[Lines of data]
━━━━
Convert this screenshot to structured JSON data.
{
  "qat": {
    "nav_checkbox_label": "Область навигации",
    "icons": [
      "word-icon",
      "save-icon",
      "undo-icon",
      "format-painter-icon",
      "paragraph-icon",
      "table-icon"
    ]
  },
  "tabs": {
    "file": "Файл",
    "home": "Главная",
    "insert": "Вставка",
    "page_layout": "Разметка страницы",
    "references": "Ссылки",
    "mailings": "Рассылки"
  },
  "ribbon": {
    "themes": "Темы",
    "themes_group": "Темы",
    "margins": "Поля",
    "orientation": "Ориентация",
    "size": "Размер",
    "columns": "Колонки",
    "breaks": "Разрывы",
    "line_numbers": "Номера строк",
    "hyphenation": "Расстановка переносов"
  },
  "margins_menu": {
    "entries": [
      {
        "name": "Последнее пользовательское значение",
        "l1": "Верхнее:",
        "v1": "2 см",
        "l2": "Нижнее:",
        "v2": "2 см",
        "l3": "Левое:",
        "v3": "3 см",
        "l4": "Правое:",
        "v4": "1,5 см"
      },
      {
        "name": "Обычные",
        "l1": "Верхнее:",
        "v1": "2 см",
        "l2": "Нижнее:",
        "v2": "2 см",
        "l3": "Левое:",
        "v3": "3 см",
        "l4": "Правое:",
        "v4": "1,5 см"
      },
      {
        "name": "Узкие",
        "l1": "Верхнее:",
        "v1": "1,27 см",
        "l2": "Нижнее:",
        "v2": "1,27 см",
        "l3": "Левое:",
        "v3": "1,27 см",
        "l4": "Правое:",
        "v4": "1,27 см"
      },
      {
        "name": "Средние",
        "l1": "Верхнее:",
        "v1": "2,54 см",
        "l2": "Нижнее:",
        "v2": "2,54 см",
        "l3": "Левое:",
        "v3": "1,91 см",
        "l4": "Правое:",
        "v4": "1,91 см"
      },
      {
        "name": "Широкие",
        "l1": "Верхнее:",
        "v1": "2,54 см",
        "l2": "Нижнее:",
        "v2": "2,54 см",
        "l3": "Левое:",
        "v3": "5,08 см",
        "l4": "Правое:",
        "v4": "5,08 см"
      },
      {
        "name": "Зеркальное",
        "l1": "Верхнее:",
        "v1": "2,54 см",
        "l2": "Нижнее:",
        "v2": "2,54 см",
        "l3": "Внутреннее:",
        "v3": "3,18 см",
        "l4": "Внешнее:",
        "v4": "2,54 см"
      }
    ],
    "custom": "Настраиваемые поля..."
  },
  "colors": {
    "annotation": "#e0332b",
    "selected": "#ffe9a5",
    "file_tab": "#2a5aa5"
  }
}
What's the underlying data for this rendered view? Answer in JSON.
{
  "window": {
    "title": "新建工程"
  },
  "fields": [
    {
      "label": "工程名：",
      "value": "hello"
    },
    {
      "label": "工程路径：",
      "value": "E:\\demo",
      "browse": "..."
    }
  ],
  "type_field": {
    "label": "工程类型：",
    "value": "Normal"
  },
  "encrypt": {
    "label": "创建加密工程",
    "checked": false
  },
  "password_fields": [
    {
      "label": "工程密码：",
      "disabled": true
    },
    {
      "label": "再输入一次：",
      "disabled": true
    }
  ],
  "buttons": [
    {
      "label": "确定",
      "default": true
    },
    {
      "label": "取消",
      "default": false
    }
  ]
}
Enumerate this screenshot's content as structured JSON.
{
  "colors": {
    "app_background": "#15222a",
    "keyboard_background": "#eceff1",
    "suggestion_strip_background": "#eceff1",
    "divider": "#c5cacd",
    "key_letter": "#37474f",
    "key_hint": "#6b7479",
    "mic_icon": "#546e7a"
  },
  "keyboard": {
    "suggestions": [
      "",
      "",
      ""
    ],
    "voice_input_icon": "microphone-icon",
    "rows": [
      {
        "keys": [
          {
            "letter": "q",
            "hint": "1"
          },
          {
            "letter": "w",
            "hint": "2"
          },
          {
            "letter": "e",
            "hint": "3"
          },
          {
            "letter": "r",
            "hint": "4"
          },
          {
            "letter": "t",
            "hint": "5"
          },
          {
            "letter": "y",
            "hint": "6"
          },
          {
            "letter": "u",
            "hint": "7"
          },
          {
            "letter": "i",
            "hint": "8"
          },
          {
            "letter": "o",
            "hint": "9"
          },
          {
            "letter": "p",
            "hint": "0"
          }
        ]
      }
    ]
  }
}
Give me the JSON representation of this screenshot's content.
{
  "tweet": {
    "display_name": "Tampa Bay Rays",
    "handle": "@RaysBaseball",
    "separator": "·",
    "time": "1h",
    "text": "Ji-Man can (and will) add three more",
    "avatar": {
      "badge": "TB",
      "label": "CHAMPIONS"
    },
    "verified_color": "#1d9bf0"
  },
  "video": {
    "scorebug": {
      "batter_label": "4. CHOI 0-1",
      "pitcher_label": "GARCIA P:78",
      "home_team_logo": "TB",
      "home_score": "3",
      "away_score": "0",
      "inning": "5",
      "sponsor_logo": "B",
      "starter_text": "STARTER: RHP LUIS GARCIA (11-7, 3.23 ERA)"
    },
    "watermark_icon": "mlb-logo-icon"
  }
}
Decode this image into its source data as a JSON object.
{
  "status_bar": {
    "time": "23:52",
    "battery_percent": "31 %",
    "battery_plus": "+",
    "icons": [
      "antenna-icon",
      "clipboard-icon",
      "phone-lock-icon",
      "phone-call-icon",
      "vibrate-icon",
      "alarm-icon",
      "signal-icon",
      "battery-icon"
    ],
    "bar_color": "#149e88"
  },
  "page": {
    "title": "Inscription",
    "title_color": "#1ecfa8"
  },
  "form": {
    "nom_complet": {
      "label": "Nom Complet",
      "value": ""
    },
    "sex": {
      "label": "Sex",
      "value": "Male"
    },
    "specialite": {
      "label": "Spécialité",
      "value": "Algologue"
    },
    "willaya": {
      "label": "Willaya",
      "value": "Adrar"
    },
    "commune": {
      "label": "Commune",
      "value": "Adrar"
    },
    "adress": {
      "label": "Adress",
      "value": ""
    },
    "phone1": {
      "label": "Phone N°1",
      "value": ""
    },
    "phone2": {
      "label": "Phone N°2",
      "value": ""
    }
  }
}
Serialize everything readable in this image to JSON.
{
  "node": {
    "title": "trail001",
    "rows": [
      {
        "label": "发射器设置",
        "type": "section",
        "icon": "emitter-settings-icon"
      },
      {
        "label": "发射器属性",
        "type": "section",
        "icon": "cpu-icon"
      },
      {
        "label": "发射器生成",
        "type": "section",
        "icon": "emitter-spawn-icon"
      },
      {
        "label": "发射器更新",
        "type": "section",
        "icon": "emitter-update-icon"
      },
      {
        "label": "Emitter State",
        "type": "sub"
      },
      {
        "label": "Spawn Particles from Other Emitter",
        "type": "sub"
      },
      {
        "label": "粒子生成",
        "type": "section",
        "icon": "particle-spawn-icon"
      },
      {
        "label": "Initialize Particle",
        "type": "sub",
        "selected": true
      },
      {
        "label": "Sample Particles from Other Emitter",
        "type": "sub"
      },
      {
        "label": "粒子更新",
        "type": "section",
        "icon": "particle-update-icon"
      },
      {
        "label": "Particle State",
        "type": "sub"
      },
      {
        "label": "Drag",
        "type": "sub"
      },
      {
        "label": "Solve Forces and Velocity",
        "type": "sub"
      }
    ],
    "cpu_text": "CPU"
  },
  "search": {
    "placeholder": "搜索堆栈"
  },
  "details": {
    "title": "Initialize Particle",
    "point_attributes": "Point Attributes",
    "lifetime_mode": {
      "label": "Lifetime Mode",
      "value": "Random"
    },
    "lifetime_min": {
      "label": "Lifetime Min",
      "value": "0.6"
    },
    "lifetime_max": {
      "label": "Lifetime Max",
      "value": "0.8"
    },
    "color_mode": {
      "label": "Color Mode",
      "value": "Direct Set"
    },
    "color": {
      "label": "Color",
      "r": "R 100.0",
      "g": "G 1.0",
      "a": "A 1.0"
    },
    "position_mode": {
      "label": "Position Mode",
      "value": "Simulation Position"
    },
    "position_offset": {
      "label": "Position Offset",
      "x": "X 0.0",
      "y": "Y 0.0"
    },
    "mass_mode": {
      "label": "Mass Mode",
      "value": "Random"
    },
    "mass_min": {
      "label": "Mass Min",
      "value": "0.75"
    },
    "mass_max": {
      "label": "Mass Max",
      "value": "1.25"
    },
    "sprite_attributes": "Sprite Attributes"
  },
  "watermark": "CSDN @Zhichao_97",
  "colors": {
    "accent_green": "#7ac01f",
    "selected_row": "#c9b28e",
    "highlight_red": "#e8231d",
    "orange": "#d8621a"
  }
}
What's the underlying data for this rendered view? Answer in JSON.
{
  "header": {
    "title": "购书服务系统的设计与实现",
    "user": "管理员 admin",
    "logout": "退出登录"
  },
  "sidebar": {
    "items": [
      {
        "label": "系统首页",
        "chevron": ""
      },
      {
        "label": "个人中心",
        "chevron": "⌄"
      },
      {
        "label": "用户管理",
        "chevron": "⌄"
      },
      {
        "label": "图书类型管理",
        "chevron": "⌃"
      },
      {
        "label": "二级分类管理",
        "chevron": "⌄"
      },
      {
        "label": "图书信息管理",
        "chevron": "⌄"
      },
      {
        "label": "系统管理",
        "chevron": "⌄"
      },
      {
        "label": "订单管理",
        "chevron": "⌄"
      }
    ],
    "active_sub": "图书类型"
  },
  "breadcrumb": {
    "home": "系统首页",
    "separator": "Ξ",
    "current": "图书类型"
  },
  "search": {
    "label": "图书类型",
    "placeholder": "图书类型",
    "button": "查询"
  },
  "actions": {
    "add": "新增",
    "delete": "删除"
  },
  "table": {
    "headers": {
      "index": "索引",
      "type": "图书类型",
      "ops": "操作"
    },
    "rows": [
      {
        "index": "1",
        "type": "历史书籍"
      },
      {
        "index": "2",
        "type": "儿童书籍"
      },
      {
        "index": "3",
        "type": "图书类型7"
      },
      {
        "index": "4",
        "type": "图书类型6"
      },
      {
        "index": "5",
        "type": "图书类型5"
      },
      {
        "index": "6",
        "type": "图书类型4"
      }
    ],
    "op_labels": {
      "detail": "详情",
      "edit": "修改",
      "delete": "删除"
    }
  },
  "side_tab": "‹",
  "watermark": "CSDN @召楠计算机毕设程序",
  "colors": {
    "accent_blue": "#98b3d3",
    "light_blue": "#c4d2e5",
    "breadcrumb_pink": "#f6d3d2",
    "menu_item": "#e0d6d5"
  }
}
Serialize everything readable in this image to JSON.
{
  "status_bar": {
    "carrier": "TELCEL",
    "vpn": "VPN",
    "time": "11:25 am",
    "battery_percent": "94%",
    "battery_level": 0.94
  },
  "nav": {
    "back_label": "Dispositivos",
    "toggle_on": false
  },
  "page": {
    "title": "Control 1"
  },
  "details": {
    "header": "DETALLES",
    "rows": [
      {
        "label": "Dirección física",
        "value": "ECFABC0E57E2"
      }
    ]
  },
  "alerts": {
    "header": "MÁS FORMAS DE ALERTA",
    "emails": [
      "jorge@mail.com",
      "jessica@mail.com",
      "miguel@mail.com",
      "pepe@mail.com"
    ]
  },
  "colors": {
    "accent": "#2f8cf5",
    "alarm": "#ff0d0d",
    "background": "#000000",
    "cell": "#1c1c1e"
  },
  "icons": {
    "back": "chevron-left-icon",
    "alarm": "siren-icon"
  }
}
━━━━
• INSTRUCTION
Pick out every line above that holds the word "screenshot" and copy it.

• FINAL RESULT
Convert this screenshot to structured JSON data.
Enumerate this screenshot's content as structured JSON.
Give me the JSON representation of this screenshot's content.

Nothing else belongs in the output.